## SUPPLIED DATA
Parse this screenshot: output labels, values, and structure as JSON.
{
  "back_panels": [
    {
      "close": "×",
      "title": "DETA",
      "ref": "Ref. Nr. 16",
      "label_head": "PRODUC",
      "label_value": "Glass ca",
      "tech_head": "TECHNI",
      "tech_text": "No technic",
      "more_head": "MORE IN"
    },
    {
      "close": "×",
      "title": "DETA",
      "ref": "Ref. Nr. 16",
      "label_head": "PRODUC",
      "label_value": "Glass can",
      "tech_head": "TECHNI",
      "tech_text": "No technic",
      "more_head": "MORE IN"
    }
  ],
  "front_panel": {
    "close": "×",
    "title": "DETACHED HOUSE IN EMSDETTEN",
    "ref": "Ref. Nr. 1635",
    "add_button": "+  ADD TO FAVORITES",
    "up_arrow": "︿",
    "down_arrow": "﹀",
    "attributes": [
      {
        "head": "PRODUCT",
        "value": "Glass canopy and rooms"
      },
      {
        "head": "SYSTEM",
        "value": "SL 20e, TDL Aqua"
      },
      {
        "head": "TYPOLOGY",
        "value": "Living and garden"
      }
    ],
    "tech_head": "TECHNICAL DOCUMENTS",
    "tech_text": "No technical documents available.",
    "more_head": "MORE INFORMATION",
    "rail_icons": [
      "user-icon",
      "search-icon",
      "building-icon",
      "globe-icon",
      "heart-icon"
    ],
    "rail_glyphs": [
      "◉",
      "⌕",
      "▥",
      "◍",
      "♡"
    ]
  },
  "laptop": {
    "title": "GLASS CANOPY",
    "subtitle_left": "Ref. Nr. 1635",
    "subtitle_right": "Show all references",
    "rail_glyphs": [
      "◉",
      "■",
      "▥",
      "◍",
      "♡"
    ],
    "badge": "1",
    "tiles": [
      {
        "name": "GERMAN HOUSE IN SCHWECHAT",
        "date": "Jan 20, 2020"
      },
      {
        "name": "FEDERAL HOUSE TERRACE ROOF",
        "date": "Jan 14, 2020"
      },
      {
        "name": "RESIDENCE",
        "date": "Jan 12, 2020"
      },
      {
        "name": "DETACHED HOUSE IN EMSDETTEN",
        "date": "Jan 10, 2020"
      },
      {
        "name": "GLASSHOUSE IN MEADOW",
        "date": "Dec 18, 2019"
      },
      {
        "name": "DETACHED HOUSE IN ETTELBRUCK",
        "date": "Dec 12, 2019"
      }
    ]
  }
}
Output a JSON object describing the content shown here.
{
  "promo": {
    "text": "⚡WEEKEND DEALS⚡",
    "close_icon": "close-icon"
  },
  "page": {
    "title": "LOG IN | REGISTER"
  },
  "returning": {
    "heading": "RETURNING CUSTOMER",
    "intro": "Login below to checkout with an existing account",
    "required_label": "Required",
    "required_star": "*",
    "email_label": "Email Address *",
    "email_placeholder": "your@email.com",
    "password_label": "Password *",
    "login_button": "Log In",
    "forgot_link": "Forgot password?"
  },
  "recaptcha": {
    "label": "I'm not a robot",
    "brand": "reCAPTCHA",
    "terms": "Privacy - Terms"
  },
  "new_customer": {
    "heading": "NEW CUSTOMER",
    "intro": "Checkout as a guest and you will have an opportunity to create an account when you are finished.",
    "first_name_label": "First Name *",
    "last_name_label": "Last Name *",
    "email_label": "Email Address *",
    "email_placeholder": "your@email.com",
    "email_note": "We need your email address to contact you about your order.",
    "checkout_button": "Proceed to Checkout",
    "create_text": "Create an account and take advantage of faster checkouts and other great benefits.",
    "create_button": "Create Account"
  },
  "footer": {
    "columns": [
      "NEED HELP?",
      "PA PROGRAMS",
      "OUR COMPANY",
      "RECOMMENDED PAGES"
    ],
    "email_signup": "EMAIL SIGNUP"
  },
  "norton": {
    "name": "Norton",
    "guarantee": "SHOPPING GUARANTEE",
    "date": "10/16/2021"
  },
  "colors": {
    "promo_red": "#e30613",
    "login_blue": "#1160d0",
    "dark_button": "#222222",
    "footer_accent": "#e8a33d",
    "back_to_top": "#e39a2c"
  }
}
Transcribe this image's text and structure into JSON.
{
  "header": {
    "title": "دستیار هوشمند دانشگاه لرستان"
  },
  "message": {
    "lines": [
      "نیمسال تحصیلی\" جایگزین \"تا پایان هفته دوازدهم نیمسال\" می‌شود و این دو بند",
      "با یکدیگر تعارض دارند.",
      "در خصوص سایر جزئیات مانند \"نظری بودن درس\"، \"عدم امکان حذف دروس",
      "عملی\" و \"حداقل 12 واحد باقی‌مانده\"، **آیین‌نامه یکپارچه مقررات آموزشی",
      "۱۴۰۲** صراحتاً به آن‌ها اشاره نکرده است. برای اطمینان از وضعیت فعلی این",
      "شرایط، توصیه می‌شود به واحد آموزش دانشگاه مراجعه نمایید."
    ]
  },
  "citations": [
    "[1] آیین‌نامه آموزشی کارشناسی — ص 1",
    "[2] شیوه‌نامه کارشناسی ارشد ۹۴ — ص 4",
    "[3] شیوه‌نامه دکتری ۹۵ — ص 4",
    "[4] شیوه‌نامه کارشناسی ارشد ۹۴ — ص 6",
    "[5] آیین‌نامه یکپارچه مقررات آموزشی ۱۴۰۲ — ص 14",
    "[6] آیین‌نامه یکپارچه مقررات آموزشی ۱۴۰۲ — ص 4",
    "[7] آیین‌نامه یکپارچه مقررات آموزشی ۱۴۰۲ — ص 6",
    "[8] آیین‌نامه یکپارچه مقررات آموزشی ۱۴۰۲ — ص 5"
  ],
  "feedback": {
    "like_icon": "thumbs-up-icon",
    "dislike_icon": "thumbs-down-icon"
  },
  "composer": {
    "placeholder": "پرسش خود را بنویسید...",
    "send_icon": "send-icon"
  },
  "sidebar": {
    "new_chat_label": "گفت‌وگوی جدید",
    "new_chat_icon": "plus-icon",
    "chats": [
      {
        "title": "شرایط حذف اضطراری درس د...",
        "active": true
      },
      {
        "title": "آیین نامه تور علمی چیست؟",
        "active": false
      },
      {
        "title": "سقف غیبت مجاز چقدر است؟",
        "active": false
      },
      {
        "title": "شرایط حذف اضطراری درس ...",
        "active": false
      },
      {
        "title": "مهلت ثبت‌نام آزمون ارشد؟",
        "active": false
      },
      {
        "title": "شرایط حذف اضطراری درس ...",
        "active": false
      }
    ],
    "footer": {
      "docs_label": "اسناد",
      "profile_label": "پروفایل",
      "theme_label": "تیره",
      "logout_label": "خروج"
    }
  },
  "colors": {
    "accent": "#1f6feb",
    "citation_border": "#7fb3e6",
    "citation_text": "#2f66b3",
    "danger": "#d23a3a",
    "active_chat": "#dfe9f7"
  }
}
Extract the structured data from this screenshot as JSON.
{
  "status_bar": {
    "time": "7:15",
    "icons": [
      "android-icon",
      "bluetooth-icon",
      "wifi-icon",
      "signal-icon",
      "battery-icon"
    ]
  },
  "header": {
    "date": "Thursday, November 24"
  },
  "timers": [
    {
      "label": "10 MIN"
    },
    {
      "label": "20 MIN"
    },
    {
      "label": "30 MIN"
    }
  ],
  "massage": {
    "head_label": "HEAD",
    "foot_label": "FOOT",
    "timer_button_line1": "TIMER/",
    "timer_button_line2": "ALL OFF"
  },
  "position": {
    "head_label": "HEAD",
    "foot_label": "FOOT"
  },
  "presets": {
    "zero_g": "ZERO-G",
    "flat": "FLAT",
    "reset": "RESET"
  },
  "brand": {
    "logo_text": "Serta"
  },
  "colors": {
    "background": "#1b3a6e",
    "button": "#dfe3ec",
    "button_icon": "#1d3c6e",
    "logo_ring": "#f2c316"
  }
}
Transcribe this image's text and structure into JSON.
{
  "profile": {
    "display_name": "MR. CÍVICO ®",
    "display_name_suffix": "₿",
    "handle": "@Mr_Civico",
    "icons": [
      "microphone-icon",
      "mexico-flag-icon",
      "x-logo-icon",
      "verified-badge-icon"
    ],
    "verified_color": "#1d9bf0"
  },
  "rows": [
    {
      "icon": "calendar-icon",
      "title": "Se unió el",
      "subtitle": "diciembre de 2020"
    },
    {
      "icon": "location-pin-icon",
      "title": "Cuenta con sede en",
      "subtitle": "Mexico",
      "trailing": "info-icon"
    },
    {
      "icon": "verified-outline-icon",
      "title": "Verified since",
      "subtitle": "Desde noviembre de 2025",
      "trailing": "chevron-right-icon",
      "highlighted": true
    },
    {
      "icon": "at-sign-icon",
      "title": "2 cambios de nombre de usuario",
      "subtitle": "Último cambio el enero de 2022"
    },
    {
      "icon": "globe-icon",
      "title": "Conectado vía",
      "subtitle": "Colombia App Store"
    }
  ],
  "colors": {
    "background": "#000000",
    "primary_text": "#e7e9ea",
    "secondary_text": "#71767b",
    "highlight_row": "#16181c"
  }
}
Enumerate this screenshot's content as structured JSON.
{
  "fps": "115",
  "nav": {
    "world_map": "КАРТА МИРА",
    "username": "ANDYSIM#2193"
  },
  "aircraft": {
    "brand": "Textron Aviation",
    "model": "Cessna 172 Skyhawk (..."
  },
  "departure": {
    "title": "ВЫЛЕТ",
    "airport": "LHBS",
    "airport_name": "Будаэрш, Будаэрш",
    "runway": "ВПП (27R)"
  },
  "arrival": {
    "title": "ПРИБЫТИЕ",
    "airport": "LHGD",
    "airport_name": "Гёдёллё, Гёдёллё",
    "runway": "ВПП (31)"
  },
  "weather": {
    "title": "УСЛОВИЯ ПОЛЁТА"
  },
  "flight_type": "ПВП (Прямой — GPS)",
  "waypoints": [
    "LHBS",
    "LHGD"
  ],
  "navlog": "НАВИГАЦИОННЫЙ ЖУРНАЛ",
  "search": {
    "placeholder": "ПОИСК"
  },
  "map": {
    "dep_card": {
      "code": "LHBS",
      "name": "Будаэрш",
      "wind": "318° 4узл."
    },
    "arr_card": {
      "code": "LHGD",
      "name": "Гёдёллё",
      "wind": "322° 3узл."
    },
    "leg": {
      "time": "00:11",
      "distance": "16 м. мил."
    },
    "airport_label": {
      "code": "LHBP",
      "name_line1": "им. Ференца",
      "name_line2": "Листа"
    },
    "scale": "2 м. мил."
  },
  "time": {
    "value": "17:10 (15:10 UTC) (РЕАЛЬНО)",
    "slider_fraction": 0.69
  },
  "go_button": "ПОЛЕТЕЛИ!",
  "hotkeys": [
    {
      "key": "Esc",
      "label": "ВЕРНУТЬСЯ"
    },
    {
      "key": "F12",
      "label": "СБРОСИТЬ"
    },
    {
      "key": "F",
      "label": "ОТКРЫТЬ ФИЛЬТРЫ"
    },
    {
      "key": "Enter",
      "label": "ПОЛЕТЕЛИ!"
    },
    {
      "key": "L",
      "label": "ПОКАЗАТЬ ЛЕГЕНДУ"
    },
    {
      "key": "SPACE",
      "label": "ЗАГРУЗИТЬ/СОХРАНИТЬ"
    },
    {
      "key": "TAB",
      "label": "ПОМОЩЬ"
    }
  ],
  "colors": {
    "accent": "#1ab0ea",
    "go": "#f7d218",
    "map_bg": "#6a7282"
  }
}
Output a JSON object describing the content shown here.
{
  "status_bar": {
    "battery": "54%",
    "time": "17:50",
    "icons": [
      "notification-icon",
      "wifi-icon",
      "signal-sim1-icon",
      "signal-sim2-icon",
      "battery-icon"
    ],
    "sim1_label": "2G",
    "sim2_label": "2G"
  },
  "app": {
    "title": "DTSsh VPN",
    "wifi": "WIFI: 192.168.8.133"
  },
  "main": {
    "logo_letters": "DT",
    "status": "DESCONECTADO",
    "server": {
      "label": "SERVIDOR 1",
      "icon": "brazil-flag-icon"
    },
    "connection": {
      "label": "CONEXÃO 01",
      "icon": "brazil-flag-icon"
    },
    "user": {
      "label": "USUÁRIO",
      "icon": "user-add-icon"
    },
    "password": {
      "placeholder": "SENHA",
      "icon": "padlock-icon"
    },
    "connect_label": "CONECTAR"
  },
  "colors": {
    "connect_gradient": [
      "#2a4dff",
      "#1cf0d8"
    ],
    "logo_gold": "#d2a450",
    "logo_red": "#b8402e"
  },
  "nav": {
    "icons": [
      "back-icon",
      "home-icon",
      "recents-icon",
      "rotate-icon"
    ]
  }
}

## THE TASK
Report how many lines of the entries hold the string "مقررات". Provide the number alone.

## RESULT BELOW
5